[Data excerpts]
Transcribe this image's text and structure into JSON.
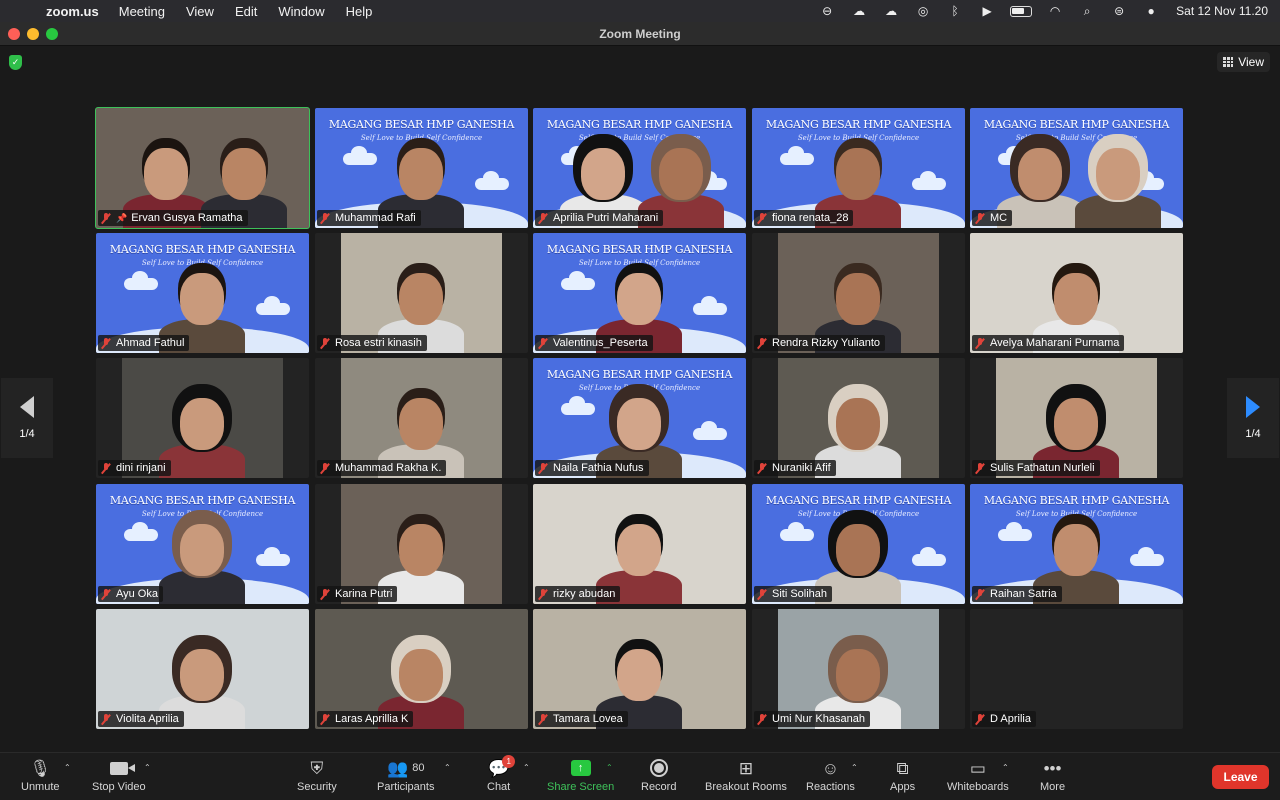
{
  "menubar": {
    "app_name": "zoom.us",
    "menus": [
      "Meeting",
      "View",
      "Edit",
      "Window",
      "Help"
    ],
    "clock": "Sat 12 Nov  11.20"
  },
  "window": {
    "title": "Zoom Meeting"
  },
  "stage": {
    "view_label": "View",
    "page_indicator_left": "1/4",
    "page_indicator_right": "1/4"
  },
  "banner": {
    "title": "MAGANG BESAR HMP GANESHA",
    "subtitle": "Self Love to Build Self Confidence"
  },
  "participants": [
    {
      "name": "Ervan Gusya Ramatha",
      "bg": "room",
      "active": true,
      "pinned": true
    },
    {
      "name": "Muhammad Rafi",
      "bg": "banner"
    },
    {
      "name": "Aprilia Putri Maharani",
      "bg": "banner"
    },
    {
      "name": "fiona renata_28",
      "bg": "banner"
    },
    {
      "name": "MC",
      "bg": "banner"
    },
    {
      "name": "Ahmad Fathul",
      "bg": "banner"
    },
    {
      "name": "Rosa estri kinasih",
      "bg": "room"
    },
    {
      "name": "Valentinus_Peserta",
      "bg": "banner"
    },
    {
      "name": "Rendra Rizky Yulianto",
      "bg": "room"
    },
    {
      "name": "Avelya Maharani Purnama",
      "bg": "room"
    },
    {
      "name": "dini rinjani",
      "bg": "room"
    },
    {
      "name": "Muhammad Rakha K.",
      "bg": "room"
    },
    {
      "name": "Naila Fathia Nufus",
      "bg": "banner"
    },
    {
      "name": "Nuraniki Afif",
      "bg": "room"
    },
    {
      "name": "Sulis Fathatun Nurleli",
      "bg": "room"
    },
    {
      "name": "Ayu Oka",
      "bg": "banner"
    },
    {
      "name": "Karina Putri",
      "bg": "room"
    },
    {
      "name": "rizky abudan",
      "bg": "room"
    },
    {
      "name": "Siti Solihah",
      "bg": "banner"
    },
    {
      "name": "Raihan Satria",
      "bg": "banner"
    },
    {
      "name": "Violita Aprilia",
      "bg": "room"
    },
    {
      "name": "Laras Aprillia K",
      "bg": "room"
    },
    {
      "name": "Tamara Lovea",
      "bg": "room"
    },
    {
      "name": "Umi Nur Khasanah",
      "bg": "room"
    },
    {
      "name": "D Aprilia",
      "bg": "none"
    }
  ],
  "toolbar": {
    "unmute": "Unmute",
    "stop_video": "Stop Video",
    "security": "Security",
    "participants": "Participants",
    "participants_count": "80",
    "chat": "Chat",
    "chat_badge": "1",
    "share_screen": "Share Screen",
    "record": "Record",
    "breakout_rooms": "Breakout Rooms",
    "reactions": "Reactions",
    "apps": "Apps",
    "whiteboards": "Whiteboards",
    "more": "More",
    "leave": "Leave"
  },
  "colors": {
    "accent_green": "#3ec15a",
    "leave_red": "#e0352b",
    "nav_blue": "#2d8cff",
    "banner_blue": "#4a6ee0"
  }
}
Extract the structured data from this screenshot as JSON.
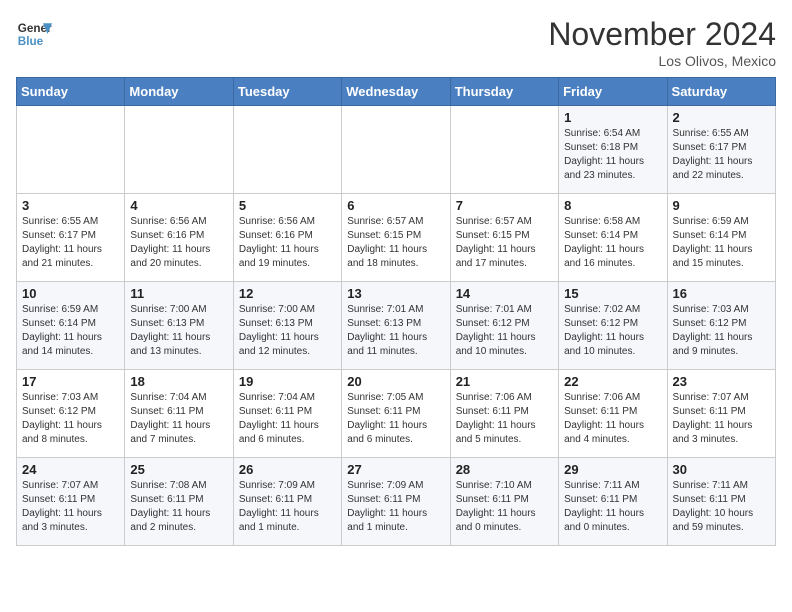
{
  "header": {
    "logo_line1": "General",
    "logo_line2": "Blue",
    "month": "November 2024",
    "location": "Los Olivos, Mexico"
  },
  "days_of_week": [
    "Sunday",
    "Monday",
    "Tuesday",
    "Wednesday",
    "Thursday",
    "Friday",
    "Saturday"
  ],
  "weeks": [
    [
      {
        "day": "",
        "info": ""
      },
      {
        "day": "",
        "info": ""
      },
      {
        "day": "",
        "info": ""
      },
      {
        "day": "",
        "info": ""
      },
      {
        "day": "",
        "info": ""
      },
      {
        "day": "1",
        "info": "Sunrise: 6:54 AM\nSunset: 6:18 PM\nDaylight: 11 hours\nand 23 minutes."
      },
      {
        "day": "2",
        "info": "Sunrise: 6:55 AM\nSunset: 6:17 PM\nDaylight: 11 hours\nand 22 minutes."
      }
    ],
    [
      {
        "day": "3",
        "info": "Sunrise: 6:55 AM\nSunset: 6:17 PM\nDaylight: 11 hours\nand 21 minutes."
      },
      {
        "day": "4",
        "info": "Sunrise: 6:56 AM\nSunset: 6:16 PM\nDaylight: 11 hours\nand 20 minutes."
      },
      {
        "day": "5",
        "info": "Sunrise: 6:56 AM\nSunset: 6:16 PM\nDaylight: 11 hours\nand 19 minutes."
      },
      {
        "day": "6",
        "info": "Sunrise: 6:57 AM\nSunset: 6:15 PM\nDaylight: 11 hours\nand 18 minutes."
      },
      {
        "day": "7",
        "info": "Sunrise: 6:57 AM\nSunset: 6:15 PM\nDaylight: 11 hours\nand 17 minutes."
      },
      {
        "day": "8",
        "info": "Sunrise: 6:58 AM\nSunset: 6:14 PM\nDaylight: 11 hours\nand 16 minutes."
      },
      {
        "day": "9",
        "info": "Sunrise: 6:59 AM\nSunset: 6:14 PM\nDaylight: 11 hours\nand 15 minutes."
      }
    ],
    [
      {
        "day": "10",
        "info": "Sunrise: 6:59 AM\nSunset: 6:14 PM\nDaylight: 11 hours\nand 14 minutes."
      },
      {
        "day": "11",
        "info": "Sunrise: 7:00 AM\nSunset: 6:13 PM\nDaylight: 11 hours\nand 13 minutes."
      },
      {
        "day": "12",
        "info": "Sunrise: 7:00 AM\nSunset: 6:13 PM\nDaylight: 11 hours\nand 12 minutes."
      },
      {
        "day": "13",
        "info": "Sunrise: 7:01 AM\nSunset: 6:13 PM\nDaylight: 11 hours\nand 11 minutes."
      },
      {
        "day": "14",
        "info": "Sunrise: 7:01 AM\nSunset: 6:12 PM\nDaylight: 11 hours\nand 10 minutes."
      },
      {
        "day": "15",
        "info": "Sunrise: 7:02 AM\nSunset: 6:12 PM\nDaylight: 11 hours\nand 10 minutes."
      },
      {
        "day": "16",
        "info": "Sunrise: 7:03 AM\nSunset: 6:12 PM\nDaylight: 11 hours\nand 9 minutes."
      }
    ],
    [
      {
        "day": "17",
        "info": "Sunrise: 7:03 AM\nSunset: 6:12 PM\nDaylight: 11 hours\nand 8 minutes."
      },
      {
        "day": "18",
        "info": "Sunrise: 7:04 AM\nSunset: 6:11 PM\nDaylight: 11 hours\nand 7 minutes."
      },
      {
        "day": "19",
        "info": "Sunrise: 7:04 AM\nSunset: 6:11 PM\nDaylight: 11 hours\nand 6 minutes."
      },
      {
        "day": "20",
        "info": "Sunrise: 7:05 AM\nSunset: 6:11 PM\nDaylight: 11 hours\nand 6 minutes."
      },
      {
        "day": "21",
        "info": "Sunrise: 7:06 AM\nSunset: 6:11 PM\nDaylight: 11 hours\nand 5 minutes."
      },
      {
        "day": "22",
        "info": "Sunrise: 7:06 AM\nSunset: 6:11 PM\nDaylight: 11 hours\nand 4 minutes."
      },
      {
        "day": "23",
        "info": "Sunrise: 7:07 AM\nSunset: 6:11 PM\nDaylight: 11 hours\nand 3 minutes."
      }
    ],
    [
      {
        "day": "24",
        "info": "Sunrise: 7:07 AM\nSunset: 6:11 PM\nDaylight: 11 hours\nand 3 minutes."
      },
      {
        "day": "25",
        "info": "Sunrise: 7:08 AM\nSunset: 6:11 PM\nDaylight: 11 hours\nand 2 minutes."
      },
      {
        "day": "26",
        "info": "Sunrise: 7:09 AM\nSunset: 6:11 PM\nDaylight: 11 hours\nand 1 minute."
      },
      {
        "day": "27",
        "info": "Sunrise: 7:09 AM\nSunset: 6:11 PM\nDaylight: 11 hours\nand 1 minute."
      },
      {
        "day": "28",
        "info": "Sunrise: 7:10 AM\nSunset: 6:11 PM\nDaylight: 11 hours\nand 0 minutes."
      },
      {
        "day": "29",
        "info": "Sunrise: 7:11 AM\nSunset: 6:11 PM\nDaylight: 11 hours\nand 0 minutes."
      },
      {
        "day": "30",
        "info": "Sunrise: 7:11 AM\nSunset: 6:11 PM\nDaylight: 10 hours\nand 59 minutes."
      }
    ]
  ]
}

STATED EXERCISE:
Take each line containing the string "Putri" and copy it out.

ANSWER TO THE PROBLEM:
      "name": "Aprilia Putri Maharani",
      "name": "Karina Putri",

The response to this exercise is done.